**Work to do:**
Your task is to locate every line holding the string "repairs" and to copy each of them.

**Stored data:**
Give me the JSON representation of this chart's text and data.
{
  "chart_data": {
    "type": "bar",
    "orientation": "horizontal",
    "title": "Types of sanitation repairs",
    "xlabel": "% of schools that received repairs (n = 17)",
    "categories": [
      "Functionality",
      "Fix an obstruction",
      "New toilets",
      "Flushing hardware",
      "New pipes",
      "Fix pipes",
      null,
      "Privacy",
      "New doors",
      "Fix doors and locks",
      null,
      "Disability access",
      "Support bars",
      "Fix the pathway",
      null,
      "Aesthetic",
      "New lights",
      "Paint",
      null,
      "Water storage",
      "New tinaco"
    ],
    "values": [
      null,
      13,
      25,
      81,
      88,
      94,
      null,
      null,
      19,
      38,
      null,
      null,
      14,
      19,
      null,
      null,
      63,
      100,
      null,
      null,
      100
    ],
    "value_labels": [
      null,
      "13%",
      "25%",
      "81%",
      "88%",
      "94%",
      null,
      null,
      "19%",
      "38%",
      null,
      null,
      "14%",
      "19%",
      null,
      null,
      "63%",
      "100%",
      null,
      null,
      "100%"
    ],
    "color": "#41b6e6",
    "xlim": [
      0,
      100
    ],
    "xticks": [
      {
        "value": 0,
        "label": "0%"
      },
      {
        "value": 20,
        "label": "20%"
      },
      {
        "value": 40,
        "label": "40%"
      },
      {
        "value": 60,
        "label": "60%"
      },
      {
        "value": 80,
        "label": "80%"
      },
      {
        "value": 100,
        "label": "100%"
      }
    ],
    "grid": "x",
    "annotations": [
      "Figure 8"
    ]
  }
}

**Answer to this task:**
    "title": "Types of sanitation repairs",
    "xlabel": "% of schools that received repairs (n = 17)",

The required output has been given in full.